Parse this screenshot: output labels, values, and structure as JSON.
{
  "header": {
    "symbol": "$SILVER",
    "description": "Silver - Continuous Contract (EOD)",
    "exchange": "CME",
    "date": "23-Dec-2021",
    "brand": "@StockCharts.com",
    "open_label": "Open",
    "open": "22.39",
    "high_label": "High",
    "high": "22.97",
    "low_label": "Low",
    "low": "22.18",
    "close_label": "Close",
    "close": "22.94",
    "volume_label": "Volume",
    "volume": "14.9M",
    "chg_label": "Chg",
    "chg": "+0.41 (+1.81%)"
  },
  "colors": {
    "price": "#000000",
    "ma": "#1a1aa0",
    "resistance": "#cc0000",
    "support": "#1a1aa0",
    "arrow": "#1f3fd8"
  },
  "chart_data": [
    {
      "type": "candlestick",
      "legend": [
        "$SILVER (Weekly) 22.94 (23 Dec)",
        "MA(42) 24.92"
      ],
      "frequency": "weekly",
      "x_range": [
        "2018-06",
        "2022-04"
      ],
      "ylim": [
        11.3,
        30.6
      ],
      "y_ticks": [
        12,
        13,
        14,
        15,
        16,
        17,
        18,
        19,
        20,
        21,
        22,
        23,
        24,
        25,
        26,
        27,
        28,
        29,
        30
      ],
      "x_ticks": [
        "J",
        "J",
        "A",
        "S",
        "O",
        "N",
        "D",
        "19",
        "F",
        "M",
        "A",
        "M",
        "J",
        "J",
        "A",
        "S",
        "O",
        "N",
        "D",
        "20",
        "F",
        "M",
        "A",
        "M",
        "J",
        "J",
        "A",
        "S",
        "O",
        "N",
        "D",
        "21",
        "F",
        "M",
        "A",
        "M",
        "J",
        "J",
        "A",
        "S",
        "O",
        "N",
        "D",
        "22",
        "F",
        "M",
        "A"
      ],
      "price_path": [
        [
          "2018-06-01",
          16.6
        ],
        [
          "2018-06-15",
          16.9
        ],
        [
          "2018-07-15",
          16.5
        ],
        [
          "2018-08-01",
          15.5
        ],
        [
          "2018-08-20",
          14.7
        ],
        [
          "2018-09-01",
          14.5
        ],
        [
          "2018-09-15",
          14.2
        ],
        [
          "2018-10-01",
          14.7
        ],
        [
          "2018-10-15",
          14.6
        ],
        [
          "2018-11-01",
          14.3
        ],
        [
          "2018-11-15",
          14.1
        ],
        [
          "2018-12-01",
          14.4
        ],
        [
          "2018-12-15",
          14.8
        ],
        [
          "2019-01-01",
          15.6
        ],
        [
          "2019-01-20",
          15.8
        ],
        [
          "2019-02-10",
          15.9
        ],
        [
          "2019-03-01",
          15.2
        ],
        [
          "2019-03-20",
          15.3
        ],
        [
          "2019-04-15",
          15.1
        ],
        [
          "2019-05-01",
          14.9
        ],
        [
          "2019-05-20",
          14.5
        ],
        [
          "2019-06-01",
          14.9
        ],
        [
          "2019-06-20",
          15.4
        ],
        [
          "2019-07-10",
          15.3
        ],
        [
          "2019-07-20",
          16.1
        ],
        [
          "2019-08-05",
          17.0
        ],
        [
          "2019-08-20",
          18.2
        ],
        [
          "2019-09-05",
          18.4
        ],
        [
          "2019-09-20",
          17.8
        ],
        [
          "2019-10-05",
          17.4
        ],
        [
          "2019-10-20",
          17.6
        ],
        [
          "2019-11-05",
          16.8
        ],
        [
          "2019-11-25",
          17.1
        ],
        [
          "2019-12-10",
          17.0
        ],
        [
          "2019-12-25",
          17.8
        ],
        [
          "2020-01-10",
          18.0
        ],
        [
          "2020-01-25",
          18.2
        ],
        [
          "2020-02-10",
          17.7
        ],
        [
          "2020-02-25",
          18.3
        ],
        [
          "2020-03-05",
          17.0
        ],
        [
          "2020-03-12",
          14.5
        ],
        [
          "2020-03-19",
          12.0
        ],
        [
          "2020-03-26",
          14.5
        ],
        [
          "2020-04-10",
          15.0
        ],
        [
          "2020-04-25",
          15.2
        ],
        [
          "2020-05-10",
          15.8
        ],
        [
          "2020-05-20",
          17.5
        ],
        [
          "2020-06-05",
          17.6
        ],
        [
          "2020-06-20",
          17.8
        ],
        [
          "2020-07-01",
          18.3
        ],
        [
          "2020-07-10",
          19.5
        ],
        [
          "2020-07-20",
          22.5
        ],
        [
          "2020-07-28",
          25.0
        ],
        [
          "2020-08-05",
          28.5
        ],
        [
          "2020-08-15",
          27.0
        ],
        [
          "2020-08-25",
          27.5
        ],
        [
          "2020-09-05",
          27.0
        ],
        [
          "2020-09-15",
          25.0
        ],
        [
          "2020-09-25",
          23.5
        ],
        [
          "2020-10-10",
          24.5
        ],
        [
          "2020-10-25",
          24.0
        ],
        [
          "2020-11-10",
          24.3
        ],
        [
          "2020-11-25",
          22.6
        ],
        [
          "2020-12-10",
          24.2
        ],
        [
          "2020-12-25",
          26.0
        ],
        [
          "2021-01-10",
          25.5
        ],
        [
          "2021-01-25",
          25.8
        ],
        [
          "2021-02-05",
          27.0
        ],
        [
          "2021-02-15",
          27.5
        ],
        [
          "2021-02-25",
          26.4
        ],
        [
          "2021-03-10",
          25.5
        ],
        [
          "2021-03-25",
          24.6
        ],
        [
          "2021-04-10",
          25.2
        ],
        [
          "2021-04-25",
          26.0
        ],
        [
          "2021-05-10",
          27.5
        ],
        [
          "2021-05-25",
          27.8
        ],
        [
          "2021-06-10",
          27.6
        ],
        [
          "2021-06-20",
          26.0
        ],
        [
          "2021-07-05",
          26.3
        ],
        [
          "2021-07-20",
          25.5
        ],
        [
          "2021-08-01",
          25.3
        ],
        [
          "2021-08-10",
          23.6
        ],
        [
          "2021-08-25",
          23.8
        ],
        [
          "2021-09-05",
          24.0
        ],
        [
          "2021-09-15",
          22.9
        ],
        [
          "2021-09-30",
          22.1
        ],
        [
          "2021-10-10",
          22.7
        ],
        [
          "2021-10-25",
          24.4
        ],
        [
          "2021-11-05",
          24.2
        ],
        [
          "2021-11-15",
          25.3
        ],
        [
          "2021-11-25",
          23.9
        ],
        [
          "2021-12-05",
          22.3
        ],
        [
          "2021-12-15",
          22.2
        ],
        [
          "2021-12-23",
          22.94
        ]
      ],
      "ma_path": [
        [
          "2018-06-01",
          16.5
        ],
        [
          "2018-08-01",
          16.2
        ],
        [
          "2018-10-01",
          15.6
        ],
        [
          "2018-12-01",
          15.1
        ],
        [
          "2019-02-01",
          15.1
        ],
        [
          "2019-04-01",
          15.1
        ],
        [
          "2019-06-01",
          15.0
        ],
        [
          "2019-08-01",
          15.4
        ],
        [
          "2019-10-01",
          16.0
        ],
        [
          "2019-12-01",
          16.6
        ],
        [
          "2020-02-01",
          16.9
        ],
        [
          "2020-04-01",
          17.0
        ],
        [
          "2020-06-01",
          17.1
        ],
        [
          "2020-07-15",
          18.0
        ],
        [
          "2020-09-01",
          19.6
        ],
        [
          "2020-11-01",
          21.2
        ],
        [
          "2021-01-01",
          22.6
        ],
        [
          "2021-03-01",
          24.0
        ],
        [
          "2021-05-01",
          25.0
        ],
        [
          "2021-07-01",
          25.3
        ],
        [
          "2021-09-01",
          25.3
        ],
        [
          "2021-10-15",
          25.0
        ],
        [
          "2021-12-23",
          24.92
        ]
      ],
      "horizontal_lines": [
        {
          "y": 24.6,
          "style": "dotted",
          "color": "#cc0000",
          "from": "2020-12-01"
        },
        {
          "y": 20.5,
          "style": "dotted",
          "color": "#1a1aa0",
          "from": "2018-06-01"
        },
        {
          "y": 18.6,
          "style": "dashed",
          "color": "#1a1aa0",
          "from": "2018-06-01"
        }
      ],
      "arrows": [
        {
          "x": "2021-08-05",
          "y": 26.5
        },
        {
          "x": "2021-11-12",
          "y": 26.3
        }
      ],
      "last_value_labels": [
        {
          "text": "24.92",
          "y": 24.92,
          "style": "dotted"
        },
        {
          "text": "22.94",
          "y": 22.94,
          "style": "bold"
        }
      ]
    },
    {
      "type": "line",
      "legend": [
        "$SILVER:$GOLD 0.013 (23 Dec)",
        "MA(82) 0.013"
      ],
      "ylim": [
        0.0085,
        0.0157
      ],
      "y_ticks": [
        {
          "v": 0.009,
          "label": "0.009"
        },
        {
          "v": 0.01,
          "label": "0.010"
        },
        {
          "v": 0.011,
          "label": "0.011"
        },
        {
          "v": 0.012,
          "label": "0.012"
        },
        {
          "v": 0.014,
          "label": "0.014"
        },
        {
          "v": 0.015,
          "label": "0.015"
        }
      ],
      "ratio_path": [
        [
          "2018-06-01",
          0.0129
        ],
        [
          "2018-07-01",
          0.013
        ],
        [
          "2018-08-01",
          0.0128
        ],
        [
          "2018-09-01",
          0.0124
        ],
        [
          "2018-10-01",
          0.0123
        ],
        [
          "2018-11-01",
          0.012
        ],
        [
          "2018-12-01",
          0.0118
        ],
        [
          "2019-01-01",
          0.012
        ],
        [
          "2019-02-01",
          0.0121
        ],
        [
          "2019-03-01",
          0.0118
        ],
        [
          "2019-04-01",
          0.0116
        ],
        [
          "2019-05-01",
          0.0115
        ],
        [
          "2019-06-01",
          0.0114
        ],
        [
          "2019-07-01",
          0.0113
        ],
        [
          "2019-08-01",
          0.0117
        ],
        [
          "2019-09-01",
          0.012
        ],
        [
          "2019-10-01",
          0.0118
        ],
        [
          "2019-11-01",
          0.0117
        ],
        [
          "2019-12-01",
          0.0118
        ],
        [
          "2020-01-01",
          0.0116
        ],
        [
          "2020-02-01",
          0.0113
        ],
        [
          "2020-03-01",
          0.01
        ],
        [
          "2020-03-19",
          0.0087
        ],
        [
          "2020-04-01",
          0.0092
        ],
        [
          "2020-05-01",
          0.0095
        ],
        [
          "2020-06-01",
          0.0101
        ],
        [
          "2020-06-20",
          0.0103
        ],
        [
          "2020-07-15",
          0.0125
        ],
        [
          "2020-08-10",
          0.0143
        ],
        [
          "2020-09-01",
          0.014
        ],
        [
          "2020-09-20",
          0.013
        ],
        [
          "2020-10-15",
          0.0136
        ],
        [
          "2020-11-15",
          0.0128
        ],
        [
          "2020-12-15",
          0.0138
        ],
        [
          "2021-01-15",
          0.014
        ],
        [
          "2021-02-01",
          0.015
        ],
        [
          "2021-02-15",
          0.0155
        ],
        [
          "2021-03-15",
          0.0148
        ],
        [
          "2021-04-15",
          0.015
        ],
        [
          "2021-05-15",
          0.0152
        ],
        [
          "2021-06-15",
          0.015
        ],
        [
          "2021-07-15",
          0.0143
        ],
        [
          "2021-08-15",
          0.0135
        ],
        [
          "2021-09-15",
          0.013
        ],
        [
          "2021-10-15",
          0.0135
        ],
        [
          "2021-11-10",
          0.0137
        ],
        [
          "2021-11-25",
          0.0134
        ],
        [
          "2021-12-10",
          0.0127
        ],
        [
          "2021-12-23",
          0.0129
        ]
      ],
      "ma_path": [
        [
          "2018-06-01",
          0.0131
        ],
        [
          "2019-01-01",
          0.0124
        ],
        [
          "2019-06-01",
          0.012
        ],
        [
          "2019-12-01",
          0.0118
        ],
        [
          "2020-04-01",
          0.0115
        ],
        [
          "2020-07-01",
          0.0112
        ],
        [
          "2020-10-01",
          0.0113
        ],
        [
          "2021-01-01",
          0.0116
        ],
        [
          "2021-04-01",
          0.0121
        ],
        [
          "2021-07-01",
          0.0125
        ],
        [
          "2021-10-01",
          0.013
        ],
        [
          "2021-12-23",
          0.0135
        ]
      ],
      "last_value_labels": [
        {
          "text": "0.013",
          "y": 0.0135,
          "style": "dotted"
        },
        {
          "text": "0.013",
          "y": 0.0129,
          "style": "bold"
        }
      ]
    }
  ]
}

:::::

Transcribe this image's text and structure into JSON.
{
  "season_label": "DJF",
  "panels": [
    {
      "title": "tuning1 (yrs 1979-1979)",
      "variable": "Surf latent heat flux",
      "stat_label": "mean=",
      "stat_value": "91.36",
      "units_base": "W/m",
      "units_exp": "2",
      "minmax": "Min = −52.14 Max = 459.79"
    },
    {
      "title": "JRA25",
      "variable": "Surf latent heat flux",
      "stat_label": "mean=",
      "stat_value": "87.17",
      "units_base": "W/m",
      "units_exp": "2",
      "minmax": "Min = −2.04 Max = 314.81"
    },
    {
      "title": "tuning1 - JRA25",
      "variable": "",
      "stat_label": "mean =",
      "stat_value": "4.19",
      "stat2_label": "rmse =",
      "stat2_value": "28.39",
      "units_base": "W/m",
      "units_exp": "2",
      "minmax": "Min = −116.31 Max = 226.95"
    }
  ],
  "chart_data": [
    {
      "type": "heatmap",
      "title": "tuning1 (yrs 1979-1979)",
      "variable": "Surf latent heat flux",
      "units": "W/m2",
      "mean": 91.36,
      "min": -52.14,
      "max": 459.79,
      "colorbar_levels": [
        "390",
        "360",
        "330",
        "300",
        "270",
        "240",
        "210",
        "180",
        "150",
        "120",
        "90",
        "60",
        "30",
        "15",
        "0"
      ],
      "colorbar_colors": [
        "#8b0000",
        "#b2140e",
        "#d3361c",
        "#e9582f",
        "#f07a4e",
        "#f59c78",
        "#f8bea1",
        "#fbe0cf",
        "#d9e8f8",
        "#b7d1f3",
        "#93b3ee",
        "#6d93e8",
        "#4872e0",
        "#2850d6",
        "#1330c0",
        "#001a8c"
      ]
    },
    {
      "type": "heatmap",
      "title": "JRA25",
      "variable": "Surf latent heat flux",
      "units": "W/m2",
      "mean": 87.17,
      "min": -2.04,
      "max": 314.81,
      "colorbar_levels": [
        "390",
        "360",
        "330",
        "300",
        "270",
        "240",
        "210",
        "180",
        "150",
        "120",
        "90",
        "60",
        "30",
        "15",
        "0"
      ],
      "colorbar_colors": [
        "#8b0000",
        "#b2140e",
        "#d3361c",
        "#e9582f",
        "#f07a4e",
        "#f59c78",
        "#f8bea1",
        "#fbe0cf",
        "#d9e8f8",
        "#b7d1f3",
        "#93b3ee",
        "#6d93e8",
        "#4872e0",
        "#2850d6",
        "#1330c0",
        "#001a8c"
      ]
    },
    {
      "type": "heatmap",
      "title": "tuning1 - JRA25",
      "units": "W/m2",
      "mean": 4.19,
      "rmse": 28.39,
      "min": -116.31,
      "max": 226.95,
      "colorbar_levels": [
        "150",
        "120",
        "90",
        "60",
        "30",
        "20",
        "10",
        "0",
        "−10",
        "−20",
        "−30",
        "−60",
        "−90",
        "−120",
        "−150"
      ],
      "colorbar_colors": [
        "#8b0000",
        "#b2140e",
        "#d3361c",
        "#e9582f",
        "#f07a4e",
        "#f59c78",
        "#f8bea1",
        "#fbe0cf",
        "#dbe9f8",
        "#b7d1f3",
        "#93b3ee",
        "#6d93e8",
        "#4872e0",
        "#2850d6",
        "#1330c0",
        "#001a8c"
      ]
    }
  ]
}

:::::

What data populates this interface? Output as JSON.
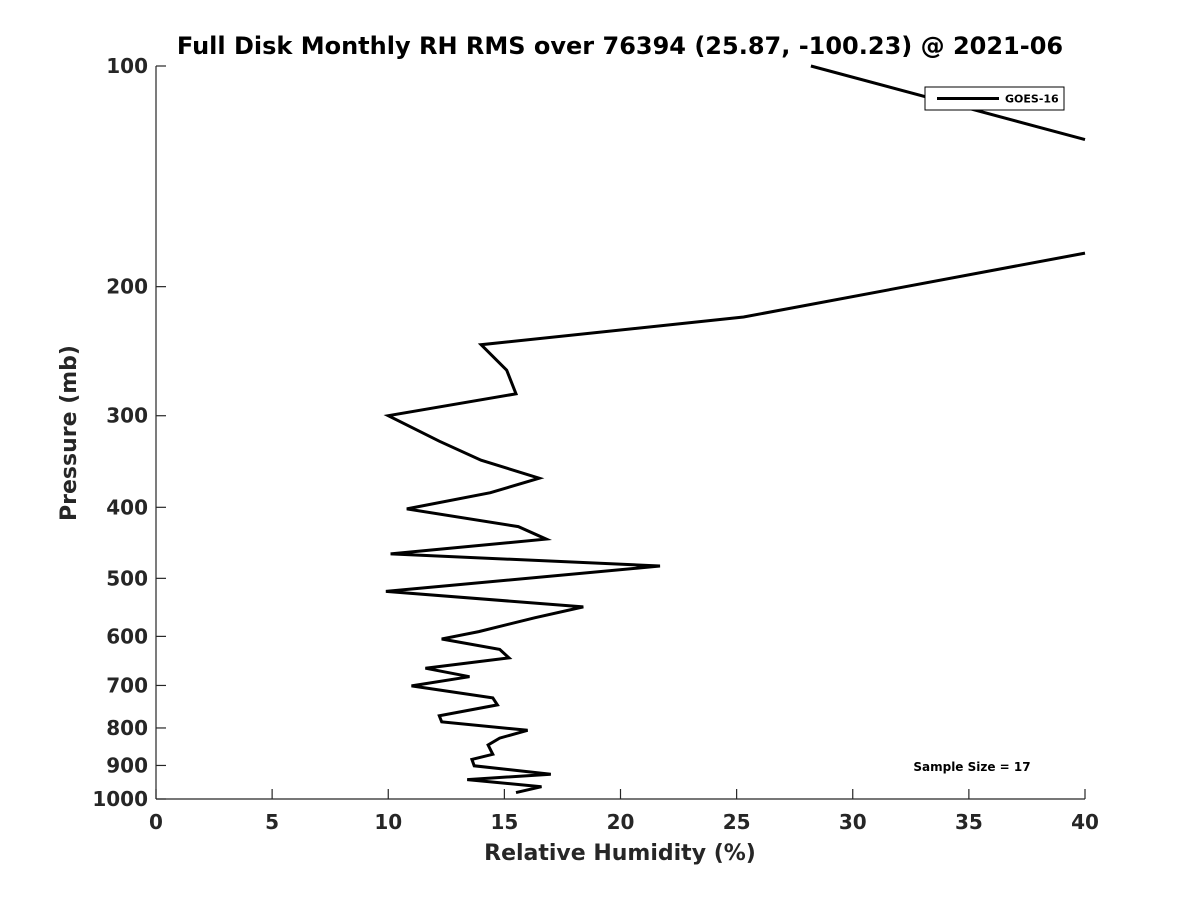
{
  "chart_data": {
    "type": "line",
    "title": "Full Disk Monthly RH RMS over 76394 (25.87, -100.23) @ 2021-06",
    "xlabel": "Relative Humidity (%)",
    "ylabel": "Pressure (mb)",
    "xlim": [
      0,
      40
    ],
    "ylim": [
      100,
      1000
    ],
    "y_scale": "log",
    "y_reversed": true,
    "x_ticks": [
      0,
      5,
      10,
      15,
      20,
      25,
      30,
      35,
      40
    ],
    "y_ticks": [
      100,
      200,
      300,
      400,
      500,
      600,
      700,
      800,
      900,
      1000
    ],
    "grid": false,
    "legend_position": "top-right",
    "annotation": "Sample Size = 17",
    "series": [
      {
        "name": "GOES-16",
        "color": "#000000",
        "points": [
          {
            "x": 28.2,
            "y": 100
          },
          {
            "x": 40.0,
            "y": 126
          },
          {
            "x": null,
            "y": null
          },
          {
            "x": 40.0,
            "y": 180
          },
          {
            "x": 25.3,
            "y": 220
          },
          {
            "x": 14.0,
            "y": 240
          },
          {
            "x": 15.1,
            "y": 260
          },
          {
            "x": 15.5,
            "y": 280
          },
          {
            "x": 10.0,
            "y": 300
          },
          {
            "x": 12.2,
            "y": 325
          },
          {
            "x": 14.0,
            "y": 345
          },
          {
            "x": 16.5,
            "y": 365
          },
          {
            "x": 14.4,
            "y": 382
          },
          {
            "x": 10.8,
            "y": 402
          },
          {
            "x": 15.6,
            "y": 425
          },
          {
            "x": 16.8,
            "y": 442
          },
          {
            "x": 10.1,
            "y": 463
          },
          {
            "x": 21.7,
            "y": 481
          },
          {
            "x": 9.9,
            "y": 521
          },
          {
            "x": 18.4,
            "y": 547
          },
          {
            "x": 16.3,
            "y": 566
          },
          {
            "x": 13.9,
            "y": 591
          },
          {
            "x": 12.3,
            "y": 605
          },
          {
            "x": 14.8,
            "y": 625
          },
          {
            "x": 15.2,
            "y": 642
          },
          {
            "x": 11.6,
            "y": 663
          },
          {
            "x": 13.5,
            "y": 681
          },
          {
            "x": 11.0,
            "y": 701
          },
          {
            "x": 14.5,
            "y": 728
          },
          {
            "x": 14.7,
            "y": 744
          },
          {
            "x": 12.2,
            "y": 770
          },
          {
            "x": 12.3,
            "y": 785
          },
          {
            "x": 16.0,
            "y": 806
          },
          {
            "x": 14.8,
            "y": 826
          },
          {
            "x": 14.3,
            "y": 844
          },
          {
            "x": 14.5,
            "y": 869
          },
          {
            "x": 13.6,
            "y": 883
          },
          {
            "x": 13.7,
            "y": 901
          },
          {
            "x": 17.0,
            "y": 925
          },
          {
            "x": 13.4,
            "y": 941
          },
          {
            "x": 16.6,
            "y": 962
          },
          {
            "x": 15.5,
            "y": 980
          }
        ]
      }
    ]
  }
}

:::::

* Set exercise:
Every line of the records that includes the word "JSON" should be gathered.

* Solution to this problem:
Parse this screenshot: output labels, values, and structure as JSON.
Transcribe this image's text and structure into JSON.
What data populates this interface? Output as JSON.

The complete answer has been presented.